**Written instruction:** In the listing below, find every line with the string "name" and pull it out.

Figure record listings
###

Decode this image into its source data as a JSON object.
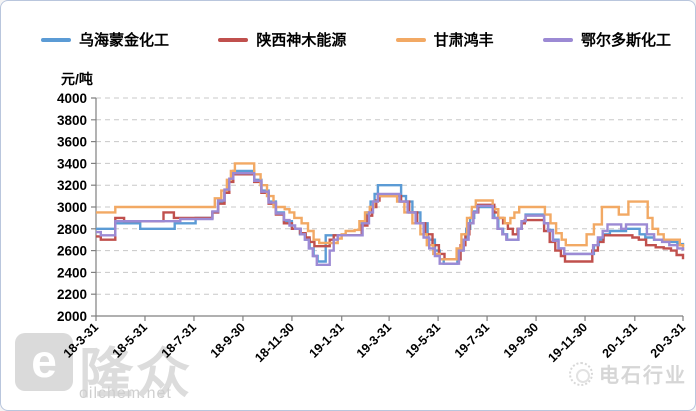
{
  "watermarks": {
    "logo_letter": "e",
    "brand": "隆众",
    "site": "oilchem.net",
    "right_text": "电石行业"
  },
  "chart_data": {
    "type": "line",
    "title": "",
    "ylabel": "元/吨",
    "ylim": [
      2000,
      4000
    ],
    "ytick_step": 200,
    "grid": "dashed-horizontal",
    "legend_position": "top",
    "line_style": "step-after-weekly",
    "x_unit": "days since 18-3-31",
    "x_range_days": [
      0,
      731
    ],
    "x_tick_labels": [
      "18-3-31",
      "18-5-31",
      "18-7-31",
      "18-9-30",
      "18-11-30",
      "19-1-31",
      "19-3-31",
      "19-5-31",
      "19-7-31",
      "19-9-30",
      "19-11-30",
      "20-1-31",
      "20-3-31"
    ],
    "x_tick_days": [
      0,
      61,
      122,
      183,
      244,
      306,
      365,
      426,
      487,
      548,
      609,
      671,
      731
    ],
    "series": [
      {
        "name": "乌海蒙金化工",
        "color": "#5B9BD5",
        "points": [
          [
            0,
            2800
          ],
          [
            22,
            2800
          ],
          [
            24,
            2850
          ],
          [
            52,
            2850
          ],
          [
            55,
            2800
          ],
          [
            95,
            2800
          ],
          [
            98,
            2850
          ],
          [
            120,
            2850
          ],
          [
            124,
            2900
          ],
          [
            138,
            2900
          ],
          [
            145,
            2950
          ],
          [
            152,
            3050
          ],
          [
            160,
            3150
          ],
          [
            166,
            3250
          ],
          [
            171,
            3330
          ],
          [
            190,
            3330
          ],
          [
            197,
            3250
          ],
          [
            206,
            3150
          ],
          [
            215,
            3050
          ],
          [
            224,
            2950
          ],
          [
            234,
            2870
          ],
          [
            244,
            2800
          ],
          [
            254,
            2750
          ],
          [
            261,
            2700
          ],
          [
            266,
            2620
          ],
          [
            271,
            2550
          ],
          [
            276,
            2500
          ],
          [
            282,
            2500
          ],
          [
            286,
            2740
          ],
          [
            324,
            2740
          ],
          [
            331,
            2850
          ],
          [
            337,
            2950
          ],
          [
            342,
            3050
          ],
          [
            347,
            3120
          ],
          [
            351,
            3200
          ],
          [
            374,
            3200
          ],
          [
            380,
            3100
          ],
          [
            386,
            3050
          ],
          [
            394,
            2950
          ],
          [
            404,
            2850
          ],
          [
            413,
            2700
          ],
          [
            422,
            2600
          ],
          [
            428,
            2520
          ],
          [
            433,
            2480
          ],
          [
            444,
            2480
          ],
          [
            450,
            2600
          ],
          [
            456,
            2700
          ],
          [
            461,
            2800
          ],
          [
            466,
            2900
          ],
          [
            471,
            2960
          ],
          [
            476,
            3000
          ],
          [
            490,
            3000
          ],
          [
            496,
            2900
          ],
          [
            501,
            2800
          ],
          [
            507,
            2750
          ],
          [
            512,
            2700
          ],
          [
            520,
            2700
          ],
          [
            526,
            2800
          ],
          [
            530,
            2870
          ],
          [
            535,
            2930
          ],
          [
            552,
            2930
          ],
          [
            558,
            2850
          ],
          [
            563,
            2790
          ],
          [
            569,
            2700
          ],
          [
            576,
            2620
          ],
          [
            583,
            2570
          ],
          [
            614,
            2570
          ],
          [
            620,
            2650
          ],
          [
            626,
            2700
          ],
          [
            632,
            2750
          ],
          [
            640,
            2780
          ],
          [
            656,
            2780
          ],
          [
            660,
            2800
          ],
          [
            672,
            2800
          ],
          [
            677,
            2750
          ],
          [
            684,
            2720
          ],
          [
            695,
            2700
          ],
          [
            715,
            2680
          ],
          [
            724,
            2660
          ],
          [
            731,
            2640
          ]
        ]
      },
      {
        "name": "陕西神木能源",
        "color": "#C0504D",
        "points": [
          [
            0,
            2730
          ],
          [
            6,
            2700
          ],
          [
            22,
            2700
          ],
          [
            24,
            2900
          ],
          [
            32,
            2900
          ],
          [
            35,
            2870
          ],
          [
            80,
            2870
          ],
          [
            84,
            2950
          ],
          [
            94,
            2950
          ],
          [
            97,
            2900
          ],
          [
            138,
            2900
          ],
          [
            145,
            2950
          ],
          [
            152,
            3030
          ],
          [
            160,
            3130
          ],
          [
            166,
            3230
          ],
          [
            171,
            3300
          ],
          [
            190,
            3300
          ],
          [
            197,
            3230
          ],
          [
            206,
            3130
          ],
          [
            215,
            3030
          ],
          [
            224,
            2930
          ],
          [
            234,
            2850
          ],
          [
            244,
            2800
          ],
          [
            254,
            2760
          ],
          [
            261,
            2720
          ],
          [
            266,
            2680
          ],
          [
            272,
            2640
          ],
          [
            286,
            2640
          ],
          [
            291,
            2700
          ],
          [
            296,
            2740
          ],
          [
            324,
            2740
          ],
          [
            331,
            2830
          ],
          [
            338,
            2920
          ],
          [
            344,
            3000
          ],
          [
            349,
            3060
          ],
          [
            353,
            3100
          ],
          [
            372,
            3100
          ],
          [
            380,
            3050
          ],
          [
            390,
            2950
          ],
          [
            400,
            2850
          ],
          [
            410,
            2750
          ],
          [
            419,
            2650
          ],
          [
            427,
            2570
          ],
          [
            434,
            2520
          ],
          [
            448,
            2520
          ],
          [
            454,
            2650
          ],
          [
            460,
            2750
          ],
          [
            465,
            2850
          ],
          [
            470,
            2950
          ],
          [
            476,
            3020
          ],
          [
            490,
            3020
          ],
          [
            496,
            2950
          ],
          [
            501,
            2900
          ],
          [
            507,
            2850
          ],
          [
            513,
            2800
          ],
          [
            519,
            2750
          ],
          [
            525,
            2800
          ],
          [
            530,
            2850
          ],
          [
            534,
            2880
          ],
          [
            550,
            2880
          ],
          [
            558,
            2780
          ],
          [
            565,
            2680
          ],
          [
            572,
            2600
          ],
          [
            579,
            2550
          ],
          [
            584,
            2500
          ],
          [
            612,
            2500
          ],
          [
            618,
            2600
          ],
          [
            625,
            2680
          ],
          [
            632,
            2740
          ],
          [
            662,
            2740
          ],
          [
            668,
            2720
          ],
          [
            676,
            2700
          ],
          [
            685,
            2650
          ],
          [
            697,
            2630
          ],
          [
            707,
            2620
          ],
          [
            716,
            2600
          ],
          [
            723,
            2560
          ],
          [
            731,
            2520
          ]
        ]
      },
      {
        "name": "甘肃鸿丰",
        "color": "#F2A964",
        "points": [
          [
            0,
            2950
          ],
          [
            22,
            2950
          ],
          [
            24,
            3000
          ],
          [
            140,
            3000
          ],
          [
            148,
            3080
          ],
          [
            156,
            3150
          ],
          [
            163,
            3250
          ],
          [
            168,
            3330
          ],
          [
            173,
            3400
          ],
          [
            190,
            3400
          ],
          [
            197,
            3300
          ],
          [
            205,
            3200
          ],
          [
            213,
            3100
          ],
          [
            221,
            3000
          ],
          [
            235,
            2980
          ],
          [
            241,
            2950
          ],
          [
            247,
            2900
          ],
          [
            256,
            2850
          ],
          [
            264,
            2780
          ],
          [
            271,
            2700
          ],
          [
            278,
            2670
          ],
          [
            296,
            2670
          ],
          [
            301,
            2710
          ],
          [
            306,
            2750
          ],
          [
            311,
            2780
          ],
          [
            322,
            2790
          ],
          [
            328,
            2870
          ],
          [
            335,
            2950
          ],
          [
            341,
            3000
          ],
          [
            346,
            3050
          ],
          [
            351,
            3100
          ],
          [
            366,
            3100
          ],
          [
            375,
            3050
          ],
          [
            384,
            2950
          ],
          [
            394,
            2850
          ],
          [
            404,
            2750
          ],
          [
            412,
            2650
          ],
          [
            420,
            2570
          ],
          [
            428,
            2520
          ],
          [
            443,
            2520
          ],
          [
            449,
            2620
          ],
          [
            455,
            2750
          ],
          [
            462,
            2900
          ],
          [
            468,
            3000
          ],
          [
            473,
            3060
          ],
          [
            487,
            3060
          ],
          [
            494,
            2980
          ],
          [
            501,
            2900
          ],
          [
            509,
            2850
          ],
          [
            516,
            2900
          ],
          [
            521,
            2950
          ],
          [
            527,
            3000
          ],
          [
            554,
            3000
          ],
          [
            559,
            2930
          ],
          [
            566,
            2850
          ],
          [
            573,
            2760
          ],
          [
            580,
            2700
          ],
          [
            585,
            2650
          ],
          [
            607,
            2650
          ],
          [
            611,
            2750
          ],
          [
            620,
            2840
          ],
          [
            630,
            3000
          ],
          [
            646,
            3000
          ],
          [
            651,
            2930
          ],
          [
            658,
            2930
          ],
          [
            663,
            3050
          ],
          [
            681,
            3050
          ],
          [
            687,
            2900
          ],
          [
            693,
            2800
          ],
          [
            700,
            2750
          ],
          [
            707,
            2700
          ],
          [
            722,
            2700
          ],
          [
            727,
            2650
          ],
          [
            731,
            2600
          ]
        ]
      },
      {
        "name": "鄂尔多斯化工",
        "color": "#9C8AD4",
        "points": [
          [
            0,
            2770
          ],
          [
            6,
            2740
          ],
          [
            22,
            2740
          ],
          [
            24,
            2870
          ],
          [
            100,
            2870
          ],
          [
            105,
            2890
          ],
          [
            138,
            2890
          ],
          [
            145,
            2960
          ],
          [
            152,
            3060
          ],
          [
            160,
            3160
          ],
          [
            166,
            3260
          ],
          [
            171,
            3310
          ],
          [
            190,
            3310
          ],
          [
            197,
            3240
          ],
          [
            206,
            3140
          ],
          [
            215,
            3040
          ],
          [
            224,
            2940
          ],
          [
            234,
            2880
          ],
          [
            241,
            2830
          ],
          [
            248,
            2800
          ],
          [
            255,
            2750
          ],
          [
            260,
            2700
          ],
          [
            265,
            2620
          ],
          [
            270,
            2550
          ],
          [
            275,
            2470
          ],
          [
            286,
            2470
          ],
          [
            291,
            2600
          ],
          [
            296,
            2700
          ],
          [
            301,
            2740
          ],
          [
            324,
            2740
          ],
          [
            332,
            2850
          ],
          [
            340,
            2950
          ],
          [
            345,
            3050
          ],
          [
            351,
            3120
          ],
          [
            370,
            3120
          ],
          [
            378,
            3050
          ],
          [
            388,
            2950
          ],
          [
            398,
            2850
          ],
          [
            408,
            2720
          ],
          [
            415,
            2620
          ],
          [
            422,
            2550
          ],
          [
            428,
            2480
          ],
          [
            445,
            2480
          ],
          [
            452,
            2600
          ],
          [
            458,
            2700
          ],
          [
            464,
            2850
          ],
          [
            470,
            2950
          ],
          [
            475,
            3010
          ],
          [
            488,
            3010
          ],
          [
            494,
            2900
          ],
          [
            500,
            2800
          ],
          [
            506,
            2750
          ],
          [
            511,
            2700
          ],
          [
            520,
            2700
          ],
          [
            526,
            2800
          ],
          [
            530,
            2870
          ],
          [
            535,
            2920
          ],
          [
            552,
            2920
          ],
          [
            558,
            2850
          ],
          [
            563,
            2780
          ],
          [
            569,
            2690
          ],
          [
            576,
            2620
          ],
          [
            583,
            2570
          ],
          [
            614,
            2570
          ],
          [
            619,
            2650
          ],
          [
            625,
            2720
          ],
          [
            631,
            2780
          ],
          [
            637,
            2840
          ],
          [
            650,
            2840
          ],
          [
            654,
            2800
          ],
          [
            660,
            2840
          ],
          [
            678,
            2840
          ],
          [
            686,
            2750
          ],
          [
            695,
            2700
          ],
          [
            705,
            2680
          ],
          [
            714,
            2650
          ],
          [
            724,
            2620
          ],
          [
            731,
            2600
          ]
        ]
      }
    ]
  }
}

###

**Solution to this problem:**
        "name": "乌海蒙金化工",
        "name": "陕西神木能源",
        "name": "甘肃鸿丰",
        "name": "鄂尔多斯化工",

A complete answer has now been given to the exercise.